** start **

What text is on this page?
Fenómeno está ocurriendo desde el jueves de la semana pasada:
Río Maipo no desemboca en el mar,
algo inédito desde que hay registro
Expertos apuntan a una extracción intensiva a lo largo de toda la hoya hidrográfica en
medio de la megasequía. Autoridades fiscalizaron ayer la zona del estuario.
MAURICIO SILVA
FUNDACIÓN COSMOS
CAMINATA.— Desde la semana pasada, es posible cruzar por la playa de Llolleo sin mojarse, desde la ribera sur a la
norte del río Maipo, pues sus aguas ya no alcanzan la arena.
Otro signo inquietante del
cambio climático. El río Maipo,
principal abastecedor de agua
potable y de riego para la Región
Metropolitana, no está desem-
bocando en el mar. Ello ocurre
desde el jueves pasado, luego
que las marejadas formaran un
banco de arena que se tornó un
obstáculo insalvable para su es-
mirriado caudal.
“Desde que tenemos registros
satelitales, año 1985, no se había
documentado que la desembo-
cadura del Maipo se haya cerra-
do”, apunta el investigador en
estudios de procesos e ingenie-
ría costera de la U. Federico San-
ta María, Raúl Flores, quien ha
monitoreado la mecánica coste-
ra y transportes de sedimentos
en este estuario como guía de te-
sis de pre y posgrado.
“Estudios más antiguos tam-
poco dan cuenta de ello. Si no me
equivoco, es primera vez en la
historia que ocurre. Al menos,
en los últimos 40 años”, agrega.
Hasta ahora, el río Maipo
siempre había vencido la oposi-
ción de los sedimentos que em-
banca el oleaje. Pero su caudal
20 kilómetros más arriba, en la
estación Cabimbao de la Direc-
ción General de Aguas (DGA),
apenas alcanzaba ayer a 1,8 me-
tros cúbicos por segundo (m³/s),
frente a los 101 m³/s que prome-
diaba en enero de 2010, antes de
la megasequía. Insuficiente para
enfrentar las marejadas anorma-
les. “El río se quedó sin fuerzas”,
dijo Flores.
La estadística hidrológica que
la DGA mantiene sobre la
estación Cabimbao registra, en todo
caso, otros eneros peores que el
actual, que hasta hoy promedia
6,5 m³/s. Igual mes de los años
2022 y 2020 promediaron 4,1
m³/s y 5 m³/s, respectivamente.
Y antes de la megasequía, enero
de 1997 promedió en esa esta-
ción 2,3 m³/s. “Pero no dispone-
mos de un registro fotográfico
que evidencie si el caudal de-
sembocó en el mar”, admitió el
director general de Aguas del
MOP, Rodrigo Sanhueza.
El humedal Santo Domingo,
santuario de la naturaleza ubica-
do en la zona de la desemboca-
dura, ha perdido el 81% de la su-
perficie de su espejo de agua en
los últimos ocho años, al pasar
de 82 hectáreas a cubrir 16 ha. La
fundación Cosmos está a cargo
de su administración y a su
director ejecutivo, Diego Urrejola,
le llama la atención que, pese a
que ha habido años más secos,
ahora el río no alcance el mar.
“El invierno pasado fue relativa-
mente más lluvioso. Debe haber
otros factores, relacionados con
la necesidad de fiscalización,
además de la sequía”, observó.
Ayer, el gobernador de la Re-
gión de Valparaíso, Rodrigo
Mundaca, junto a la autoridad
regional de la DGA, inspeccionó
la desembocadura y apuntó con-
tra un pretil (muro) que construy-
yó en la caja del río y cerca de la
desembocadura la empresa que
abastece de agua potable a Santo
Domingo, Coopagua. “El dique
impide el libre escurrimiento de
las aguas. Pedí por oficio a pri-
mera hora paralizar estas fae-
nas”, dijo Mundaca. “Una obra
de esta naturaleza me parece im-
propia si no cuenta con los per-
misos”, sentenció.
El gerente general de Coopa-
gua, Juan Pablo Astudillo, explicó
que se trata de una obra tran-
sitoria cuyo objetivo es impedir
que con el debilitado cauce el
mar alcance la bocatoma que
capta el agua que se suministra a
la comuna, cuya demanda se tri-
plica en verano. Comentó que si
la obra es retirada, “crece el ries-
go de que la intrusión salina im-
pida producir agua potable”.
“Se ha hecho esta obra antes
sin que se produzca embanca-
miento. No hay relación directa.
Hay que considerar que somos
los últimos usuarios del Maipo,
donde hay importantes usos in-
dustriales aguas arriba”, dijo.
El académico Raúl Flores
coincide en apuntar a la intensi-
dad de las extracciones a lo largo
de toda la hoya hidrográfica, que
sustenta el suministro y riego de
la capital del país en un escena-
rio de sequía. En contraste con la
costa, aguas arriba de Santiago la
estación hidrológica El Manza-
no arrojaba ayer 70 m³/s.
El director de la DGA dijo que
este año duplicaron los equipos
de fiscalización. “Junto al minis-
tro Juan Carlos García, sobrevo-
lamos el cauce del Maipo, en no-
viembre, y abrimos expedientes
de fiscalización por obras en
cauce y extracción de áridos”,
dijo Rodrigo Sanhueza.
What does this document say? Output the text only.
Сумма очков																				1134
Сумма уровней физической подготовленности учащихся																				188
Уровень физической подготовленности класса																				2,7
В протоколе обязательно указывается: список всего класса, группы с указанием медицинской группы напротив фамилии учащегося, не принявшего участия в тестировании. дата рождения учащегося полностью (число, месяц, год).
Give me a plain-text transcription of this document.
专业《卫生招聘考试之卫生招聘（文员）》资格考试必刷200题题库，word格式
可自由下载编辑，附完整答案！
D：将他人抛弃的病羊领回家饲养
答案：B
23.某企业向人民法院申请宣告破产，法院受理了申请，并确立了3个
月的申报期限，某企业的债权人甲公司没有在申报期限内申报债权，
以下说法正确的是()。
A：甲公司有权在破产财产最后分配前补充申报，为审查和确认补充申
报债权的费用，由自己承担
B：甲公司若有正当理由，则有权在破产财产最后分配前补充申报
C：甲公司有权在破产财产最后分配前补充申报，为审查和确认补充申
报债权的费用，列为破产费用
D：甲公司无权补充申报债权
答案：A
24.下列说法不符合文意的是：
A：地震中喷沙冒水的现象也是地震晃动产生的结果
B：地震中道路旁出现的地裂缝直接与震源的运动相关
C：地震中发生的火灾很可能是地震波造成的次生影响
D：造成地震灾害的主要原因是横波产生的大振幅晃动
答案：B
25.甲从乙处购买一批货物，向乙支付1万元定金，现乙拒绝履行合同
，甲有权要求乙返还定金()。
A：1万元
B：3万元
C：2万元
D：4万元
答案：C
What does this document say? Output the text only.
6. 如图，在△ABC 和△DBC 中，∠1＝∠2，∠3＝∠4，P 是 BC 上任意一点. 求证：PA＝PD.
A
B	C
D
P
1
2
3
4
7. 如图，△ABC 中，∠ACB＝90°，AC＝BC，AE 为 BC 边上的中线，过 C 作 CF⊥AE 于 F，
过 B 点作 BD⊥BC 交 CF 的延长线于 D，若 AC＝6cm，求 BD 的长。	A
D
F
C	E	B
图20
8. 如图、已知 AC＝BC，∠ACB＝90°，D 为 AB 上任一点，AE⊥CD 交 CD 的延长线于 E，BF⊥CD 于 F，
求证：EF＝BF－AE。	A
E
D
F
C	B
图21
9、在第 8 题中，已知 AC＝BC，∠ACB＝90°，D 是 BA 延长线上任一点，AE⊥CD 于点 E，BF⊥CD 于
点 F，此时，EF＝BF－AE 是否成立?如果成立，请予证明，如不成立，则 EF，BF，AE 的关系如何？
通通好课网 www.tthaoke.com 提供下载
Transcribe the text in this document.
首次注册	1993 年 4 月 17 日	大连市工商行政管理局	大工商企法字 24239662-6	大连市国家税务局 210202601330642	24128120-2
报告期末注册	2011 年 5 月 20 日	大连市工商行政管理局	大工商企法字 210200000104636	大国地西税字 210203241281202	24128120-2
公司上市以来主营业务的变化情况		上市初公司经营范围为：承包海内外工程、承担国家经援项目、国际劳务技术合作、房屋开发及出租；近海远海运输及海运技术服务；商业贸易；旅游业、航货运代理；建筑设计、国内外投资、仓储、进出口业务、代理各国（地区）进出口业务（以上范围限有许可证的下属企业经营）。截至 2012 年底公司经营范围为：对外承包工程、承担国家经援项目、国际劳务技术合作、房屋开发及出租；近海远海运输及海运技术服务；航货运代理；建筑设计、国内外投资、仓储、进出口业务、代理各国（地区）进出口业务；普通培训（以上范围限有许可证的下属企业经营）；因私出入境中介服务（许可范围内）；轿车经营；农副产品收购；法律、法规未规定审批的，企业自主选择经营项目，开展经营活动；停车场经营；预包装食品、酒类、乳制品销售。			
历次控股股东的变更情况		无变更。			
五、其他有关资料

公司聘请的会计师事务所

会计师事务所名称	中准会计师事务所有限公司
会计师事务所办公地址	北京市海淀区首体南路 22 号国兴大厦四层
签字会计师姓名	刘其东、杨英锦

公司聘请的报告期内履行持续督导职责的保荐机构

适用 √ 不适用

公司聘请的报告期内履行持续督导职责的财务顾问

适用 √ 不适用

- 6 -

** end **

* What is expected:
From the entries above, pull out each line that includes "подготовленности".

* Response for this exercise:
Сумма уровней физической подготовленности учащихся																				188
Уровень физической подготовленности класса																				2,7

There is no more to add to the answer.